THE PROBLEM
Retype, exactly as written, every line from the one containing "Extract the structured" through the last line of the records below, both included; skip the pictures.

** START DATA EXTRACT **

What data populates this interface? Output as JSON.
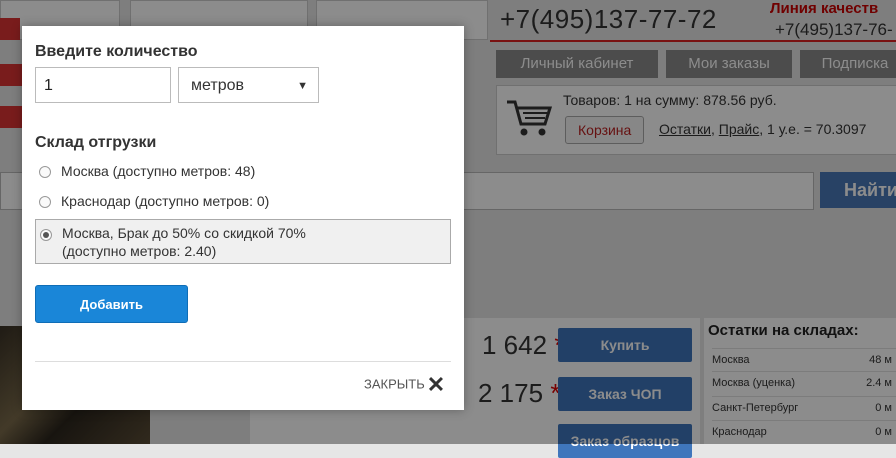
{
  "background": {
    "phone_main": "+7(495)137-77-72",
    "quality_line_title": "Линия качеств",
    "quality_line_phone": "+7(495)137-76-",
    "nav": [
      "Личный кабинет",
      "Мои заказы",
      "Подписка"
    ],
    "cart": {
      "summary": "Товаров: 1 на сумму: 878.56 руб.",
      "button": "Корзина",
      "link_stock": "Остатки",
      "link_price": "Прайс",
      "rate": ", 1 у.е. = 70.3097"
    },
    "search_button": "Найти",
    "prices": [
      {
        "value": "1 642",
        "star": "*"
      },
      {
        "value": "2 175",
        "star": "*"
      }
    ],
    "actions": [
      "Купить",
      "Заказ ЧОП",
      "Заказ образцов"
    ],
    "stock": {
      "title": "Остатки на складах:",
      "rows": [
        {
          "name": "Москва",
          "value": "48 м"
        },
        {
          "name": "Москва (уценка)",
          "value": "2.4 м"
        },
        {
          "name": "Санкт-Петербург",
          "value": "0 м"
        },
        {
          "name": "Краснодар",
          "value": "0 м"
        }
      ]
    }
  },
  "modal": {
    "quantity_label": "Введите количество",
    "quantity_value": "1",
    "unit_value": "метров",
    "warehouse_label": "Склад отгрузки",
    "options": [
      {
        "line1": "Москва (доступно метров: 48)",
        "line2": ""
      },
      {
        "line1": "Краснодар (доступно метров: 0)",
        "line2": ""
      },
      {
        "line1": "Москва, Брак до 50% со скидкой 70%",
        "line2": "(доступно метров: 2.40)"
      }
    ],
    "selected_option": 2,
    "add_button": "Добавить",
    "close_label": "ЗАКРЫТЬ",
    "close_glyph": "✕"
  },
  "colors": {
    "accent_blue": "#1a86d8",
    "action_blue": "#3f76bc",
    "red": "#d22222"
  }
}
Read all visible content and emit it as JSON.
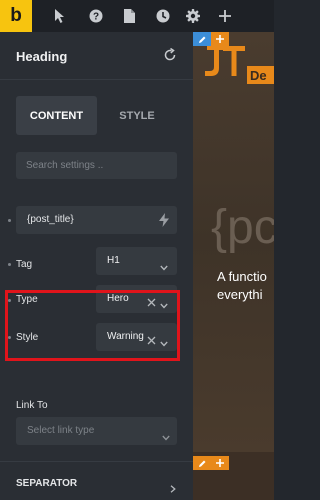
{
  "toolbar": {
    "logo_letter": "b",
    "icons": [
      "cursor-icon",
      "help-icon",
      "page-icon",
      "history-icon",
      "settings-icon",
      "add-icon"
    ]
  },
  "panel": {
    "title": "Heading",
    "tabs": {
      "content": "CONTENT",
      "style": "STYLE"
    },
    "search_placeholder": "Search settings ..",
    "text_field_value": "{post_title}",
    "tag": {
      "label": "Tag",
      "value": "H1"
    },
    "type": {
      "label": "Type",
      "value": "Hero"
    },
    "style": {
      "label": "Style",
      "value": "Warning"
    },
    "link_to": {
      "label": "Link To",
      "placeholder": "Select link type"
    },
    "separator": {
      "label": "SEPARATOR"
    }
  },
  "canvas": {
    "brand": "JT",
    "brand_suffix": "De",
    "heading_fragment": "{pc",
    "line1": "A functio",
    "line2": "everythi"
  },
  "colors": {
    "accent_yellow": "#f7c40f",
    "highlight_red": "#e0141b",
    "badge_blue": "#3c8ed8",
    "badge_orange": "#e8891a",
    "panel_bg": "#2a2e34"
  }
}
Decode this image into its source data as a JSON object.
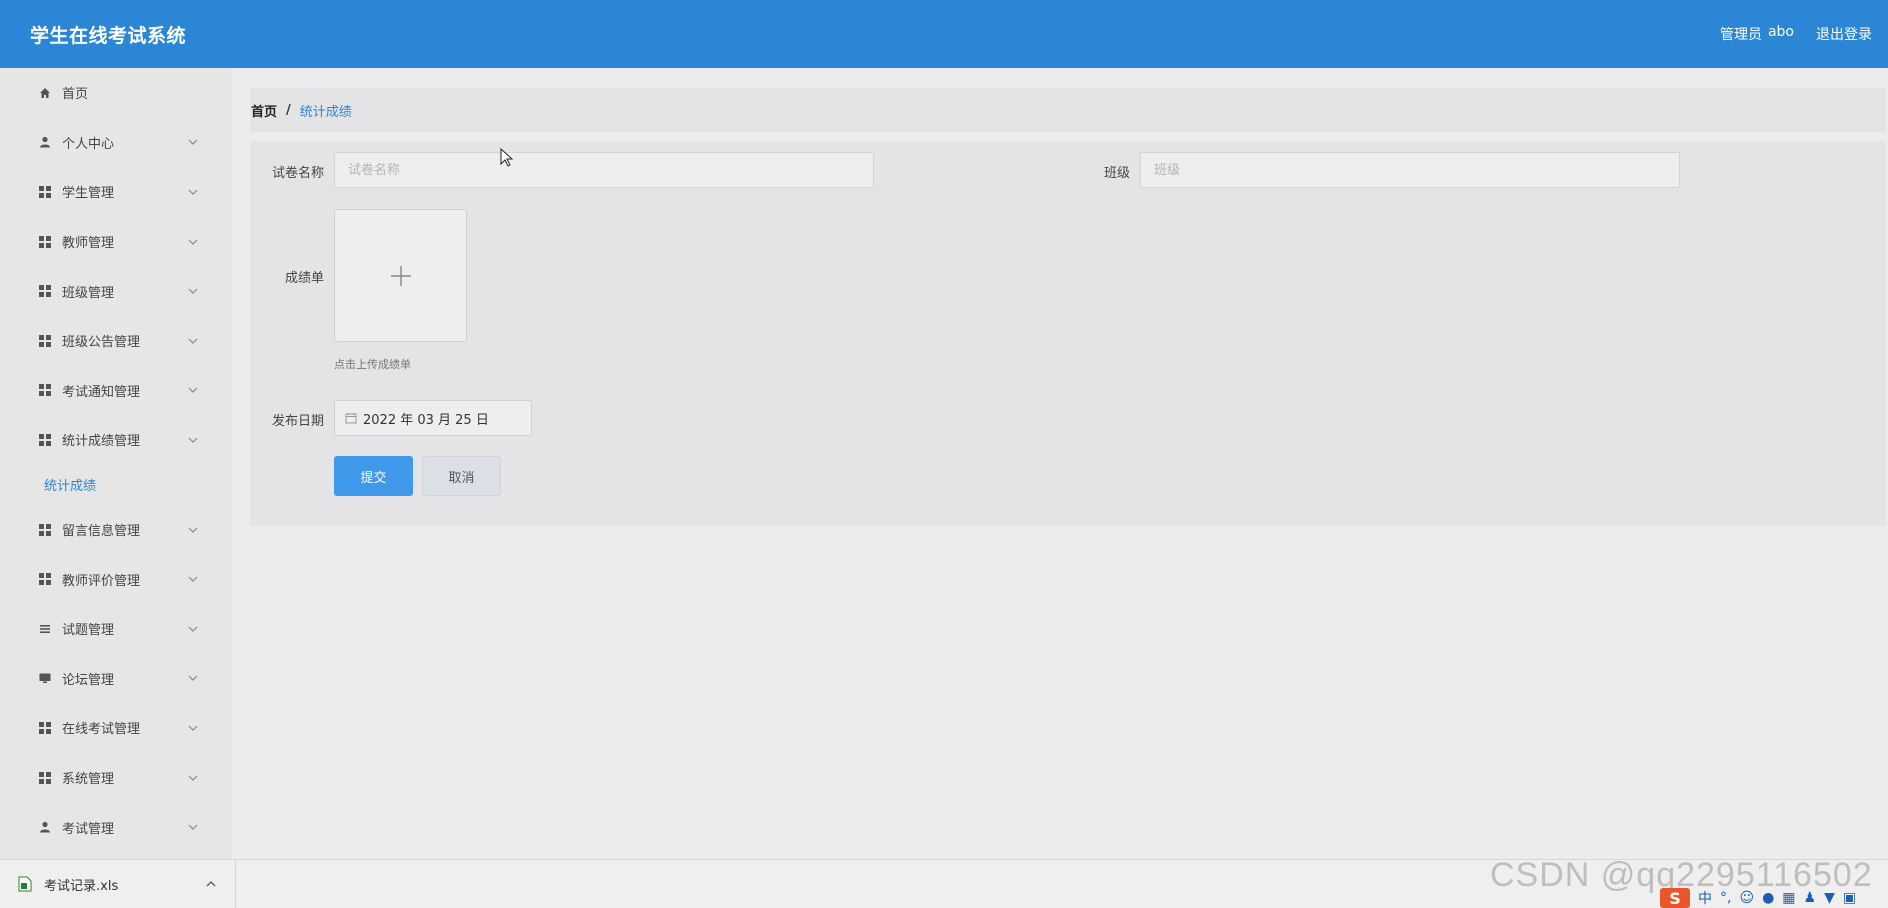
{
  "app": {
    "title": "学生在线考试系统",
    "admin_label": "管理员",
    "admin_name": "abo",
    "logout": "退出登录"
  },
  "sidebar": {
    "items": [
      {
        "label": "首页",
        "icon": "home-icon"
      },
      {
        "label": "个人中心",
        "icon": "user-icon"
      },
      {
        "label": "学生管理",
        "icon": "grid-icon"
      },
      {
        "label": "教师管理",
        "icon": "grid-icon"
      },
      {
        "label": "班级管理",
        "icon": "grid-icon"
      },
      {
        "label": "班级公告管理",
        "icon": "grid-icon"
      },
      {
        "label": "考试通知管理",
        "icon": "grid-icon"
      },
      {
        "label": "统计成绩管理",
        "icon": "grid-icon"
      },
      {
        "label": "统计成绩",
        "icon": ""
      },
      {
        "label": "留言信息管理",
        "icon": "grid-icon"
      },
      {
        "label": "教师评价管理",
        "icon": "grid-icon"
      },
      {
        "label": "试题管理",
        "icon": "list-icon"
      },
      {
        "label": "论坛管理",
        "icon": "monitor-icon"
      },
      {
        "label": "在线考试管理",
        "icon": "grid-icon"
      },
      {
        "label": "系统管理",
        "icon": "grid-icon"
      },
      {
        "label": "考试管理",
        "icon": "user-icon"
      }
    ]
  },
  "breadcrumb": {
    "home": "首页",
    "separator": "/",
    "current": "统计成绩"
  },
  "form": {
    "paper_name_label": "试卷名称",
    "paper_name_placeholder": "试卷名称",
    "class_label": "班级",
    "class_placeholder": "班级",
    "score_sheet_label": "成绩单",
    "upload_hint": "点击上传成绩单",
    "publish_date_label": "发布日期",
    "publish_date_value": "2022 年 03 月 25 日",
    "submit_label": "提交",
    "cancel_label": "取消"
  },
  "download_bar": {
    "file_name": "考试记录.xls"
  },
  "watermark": "CSDN @qq2295116502",
  "tray": {
    "ime_mode": "中",
    "punct": "°,"
  },
  "colors": {
    "topbar": "#2b86d6",
    "accent": "#2b86d6",
    "submit_button": "#3f98e9"
  }
}
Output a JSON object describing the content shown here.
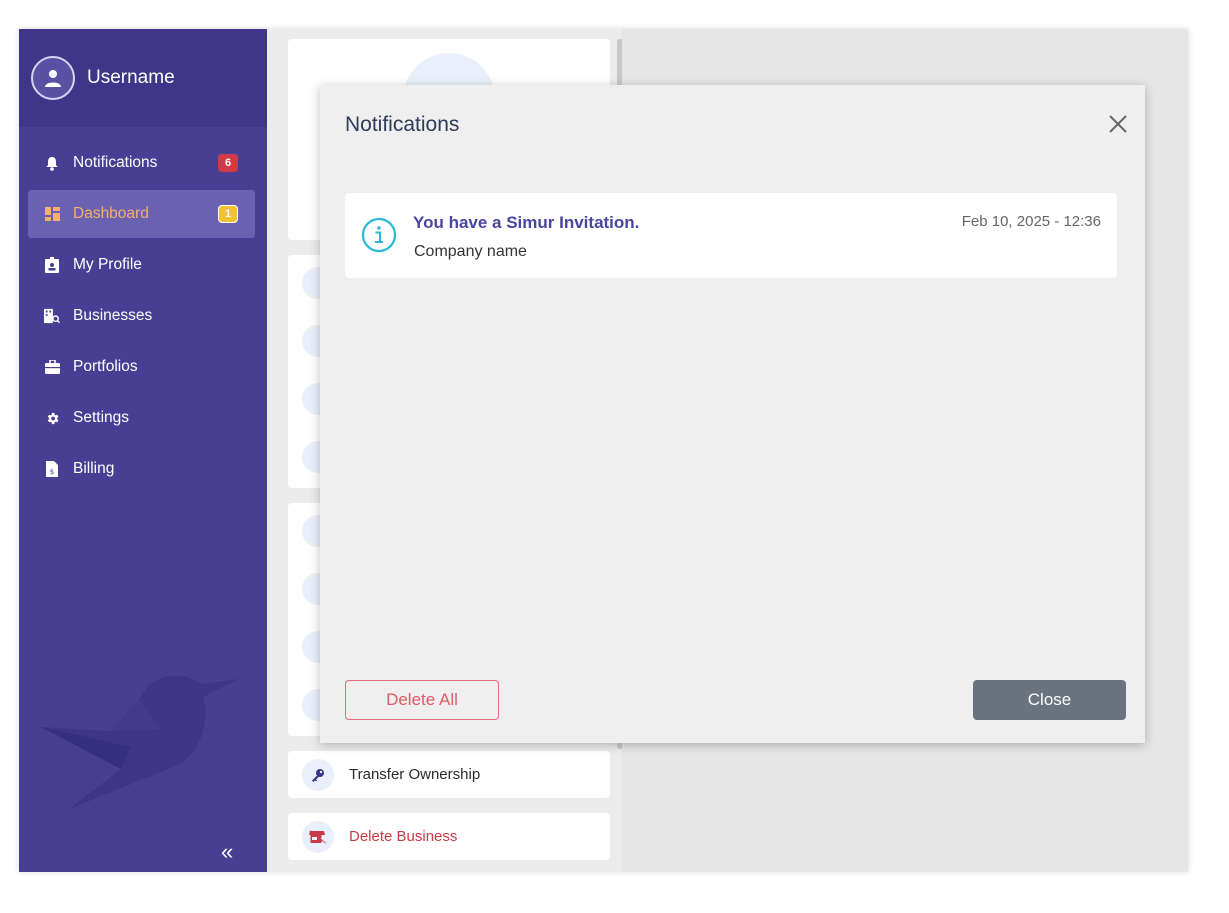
{
  "user": {
    "name": "Username"
  },
  "sidebar": {
    "items": [
      {
        "label": "Notifications",
        "icon": "bell-icon",
        "badge": "6",
        "badge_color": "#d13b45"
      },
      {
        "label": "Dashboard",
        "icon": "dashboard-icon",
        "badge": "1",
        "badge_color": "#f2c230",
        "active": true
      },
      {
        "label": "My Profile",
        "icon": "id-badge-icon"
      },
      {
        "label": "Businesses",
        "icon": "building-search-icon"
      },
      {
        "label": "Portfolios",
        "icon": "briefcase-icon"
      },
      {
        "label": "Settings",
        "icon": "gear-icon"
      },
      {
        "label": "Billing",
        "icon": "invoice-icon"
      }
    ],
    "collapse_icon": "double-chevron-left-icon"
  },
  "actions": {
    "transfer_ownership": "Transfer Ownership",
    "delete_business": "Delete Business"
  },
  "modal": {
    "title": "Notifications",
    "notifications": [
      {
        "title": "You have a Simur Invitation.",
        "subtitle": "Company name",
        "date": "Feb 10, 2025 - 12:36",
        "icon": "info-icon"
      }
    ],
    "delete_all_label": "Delete All",
    "close_label": "Close"
  },
  "colors": {
    "sidebar_bg": "#483f94",
    "accent_active": "#f4b06b",
    "danger": "#c83a46",
    "info": "#2bb7d8"
  }
}
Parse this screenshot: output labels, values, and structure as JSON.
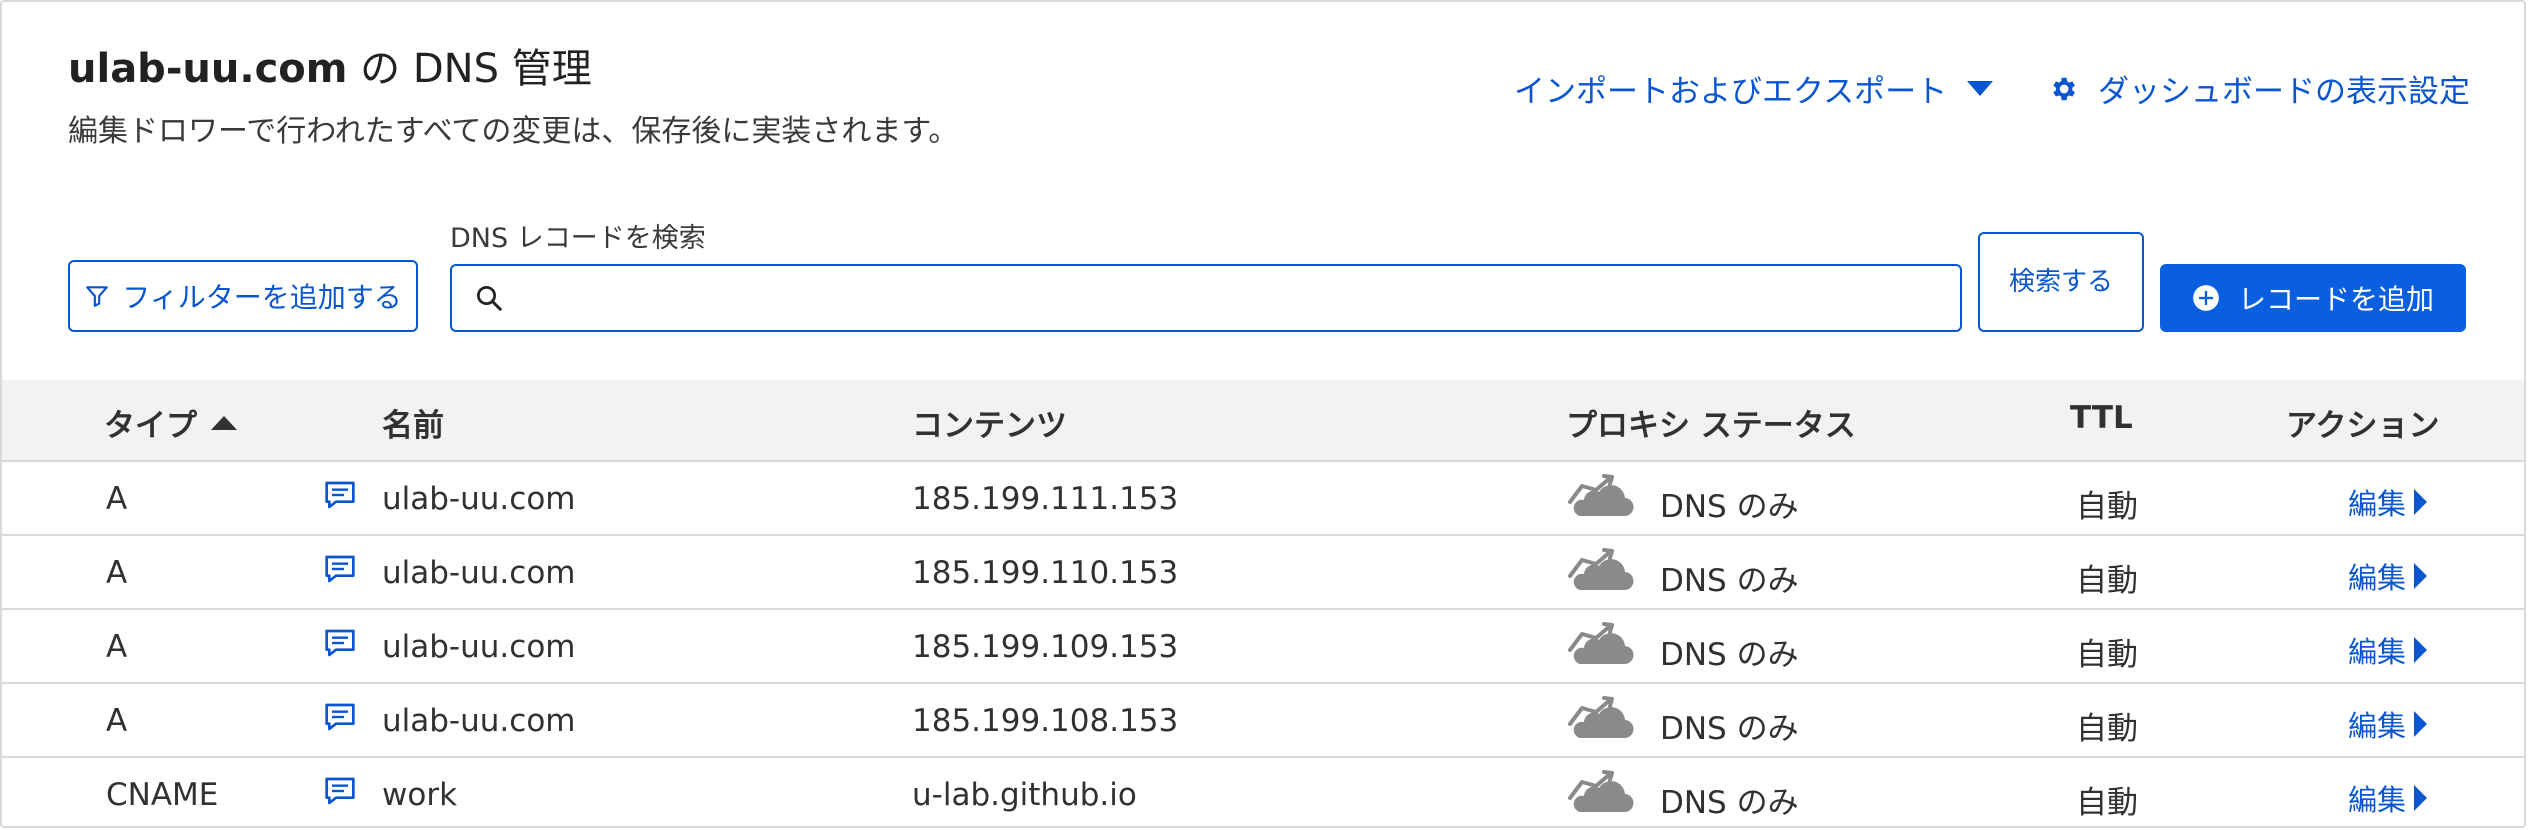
{
  "header": {
    "domain": "ulab-uu.com",
    "title_suffix": " の DNS 管理",
    "subtitle": "編集ドロワーで行われたすべての変更は、保存後に実装されます。",
    "import_export_label": "インポートおよびエクスポート",
    "dashboard_settings_label": "ダッシュボードの表示設定"
  },
  "toolbar": {
    "filter_label": "フィルターを追加する",
    "search_label": "DNS レコードを検索",
    "search_value": "",
    "search_button_label": "検索する",
    "add_record_label": "レコードを追加"
  },
  "table": {
    "columns": {
      "type": "タイプ",
      "name": "名前",
      "content": "コンテンツ",
      "proxy": "プロキシ ステータス",
      "ttl": "TTL",
      "actions": "アクション"
    },
    "rows": [
      {
        "type": "A",
        "name": "ulab-uu.com",
        "content": "185.199.111.153",
        "proxy": "DNS のみ",
        "ttl": "自動",
        "action": "編集"
      },
      {
        "type": "A",
        "name": "ulab-uu.com",
        "content": "185.199.110.153",
        "proxy": "DNS のみ",
        "ttl": "自動",
        "action": "編集"
      },
      {
        "type": "A",
        "name": "ulab-uu.com",
        "content": "185.199.109.153",
        "proxy": "DNS のみ",
        "ttl": "自動",
        "action": "編集"
      },
      {
        "type": "A",
        "name": "ulab-uu.com",
        "content": "185.199.108.153",
        "proxy": "DNS のみ",
        "ttl": "自動",
        "action": "編集"
      },
      {
        "type": "CNAME",
        "name": "work",
        "content": "u-lab.github.io",
        "proxy": "DNS のみ",
        "ttl": "自動",
        "action": "編集"
      }
    ]
  },
  "colors": {
    "accent": "#0a56d1",
    "primary_button": "#0a5fe0",
    "header_bg": "#f2f2f2",
    "cloud_gray": "#8a8a8a"
  },
  "icons": {
    "gear": "gear-icon",
    "filter": "filter-icon",
    "search": "search-icon",
    "add": "plus-circle-icon",
    "comment": "comment-icon",
    "proxy": "cloud-dns-only-icon"
  }
}
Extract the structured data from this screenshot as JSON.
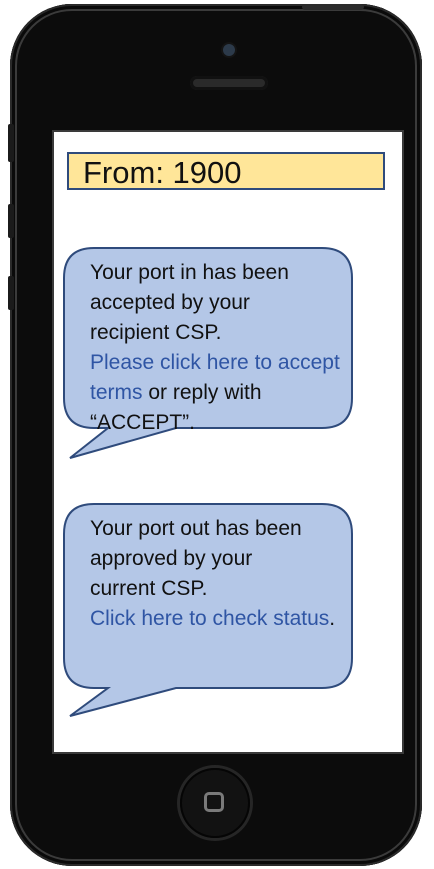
{
  "header": {
    "from_text": "From: 1900"
  },
  "messages": [
    {
      "lines": [
        "Your port in has been",
        "accepted by your",
        "recipient CSP."
      ],
      "link_text": "Please click here to accept terms",
      "after_text": " or reply with “ACCEPT”."
    },
    {
      "lines": [
        "Your port out has been",
        "approved by your",
        "current CSP."
      ],
      "link_text": "Click here to check status",
      "after_text": "."
    }
  ],
  "colors": {
    "bubble_fill": "#b4c7e7",
    "bubble_border": "#2f4b7c",
    "link": "#2f55a4",
    "header_fill": "#ffe699"
  }
}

** END DATA EXTRACT **

EXERCISE ANSWER
Extract the structured data from this screenshot as JSON.
{
  "header": {
    "from_text": "From: 1900"
  },
  "messages": [
    {
      "lines": [
        "Your port in has been",
        "accepted by your",
        "recipient CSP."
      ],
      "link_text": "Please click here to accept terms",
      "after_text": " or reply with “ACCEPT”."
    },
    {
      "lines": [
        "Your port out has been",
        "approved by your",
        "current CSP."
      ],
      "link_text": "Click here to check status",
      "after_text": "."
    }
  ],
  "colors": {
    "bubble_fill": "#b4c7e7",
    "bubble_border": "#2f4b7c",
    "link": "#2f55a4",
    "header_fill": "#ffe699"
  }
}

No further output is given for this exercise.